Work to complete:
Go through the data below line by line and count those containing the word "HAZİRAN". Reply with the count only.

Some records:
=====

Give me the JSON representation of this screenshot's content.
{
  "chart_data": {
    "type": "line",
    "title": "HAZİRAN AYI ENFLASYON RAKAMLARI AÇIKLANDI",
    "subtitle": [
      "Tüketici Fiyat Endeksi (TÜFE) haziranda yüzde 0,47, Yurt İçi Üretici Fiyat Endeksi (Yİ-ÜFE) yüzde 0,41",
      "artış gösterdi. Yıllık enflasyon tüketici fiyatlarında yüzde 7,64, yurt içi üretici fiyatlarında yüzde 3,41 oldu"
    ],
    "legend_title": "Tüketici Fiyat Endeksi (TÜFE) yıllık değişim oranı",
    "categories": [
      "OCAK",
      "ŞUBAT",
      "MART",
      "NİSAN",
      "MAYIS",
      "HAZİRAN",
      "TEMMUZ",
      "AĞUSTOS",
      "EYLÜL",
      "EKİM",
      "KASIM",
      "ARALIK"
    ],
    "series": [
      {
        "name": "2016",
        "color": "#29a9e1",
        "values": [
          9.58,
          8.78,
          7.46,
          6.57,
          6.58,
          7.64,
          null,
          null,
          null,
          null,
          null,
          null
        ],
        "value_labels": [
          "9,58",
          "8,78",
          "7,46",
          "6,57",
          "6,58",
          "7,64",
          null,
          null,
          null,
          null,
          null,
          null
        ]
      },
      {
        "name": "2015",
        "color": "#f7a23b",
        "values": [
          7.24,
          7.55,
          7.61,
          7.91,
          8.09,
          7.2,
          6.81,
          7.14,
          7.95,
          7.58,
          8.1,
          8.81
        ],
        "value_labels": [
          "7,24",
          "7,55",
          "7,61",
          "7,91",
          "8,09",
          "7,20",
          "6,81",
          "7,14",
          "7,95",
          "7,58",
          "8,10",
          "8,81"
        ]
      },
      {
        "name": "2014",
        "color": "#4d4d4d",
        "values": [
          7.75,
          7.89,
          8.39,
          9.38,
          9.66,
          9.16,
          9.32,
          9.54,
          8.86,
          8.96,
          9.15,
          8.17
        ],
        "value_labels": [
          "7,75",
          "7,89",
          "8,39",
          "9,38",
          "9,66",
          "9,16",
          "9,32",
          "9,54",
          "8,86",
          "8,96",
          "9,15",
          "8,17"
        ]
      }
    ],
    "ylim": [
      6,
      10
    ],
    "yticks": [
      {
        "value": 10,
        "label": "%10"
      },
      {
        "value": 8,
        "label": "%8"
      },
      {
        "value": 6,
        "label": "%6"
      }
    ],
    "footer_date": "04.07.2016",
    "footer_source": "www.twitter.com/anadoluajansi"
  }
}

=====

Output of the task:
2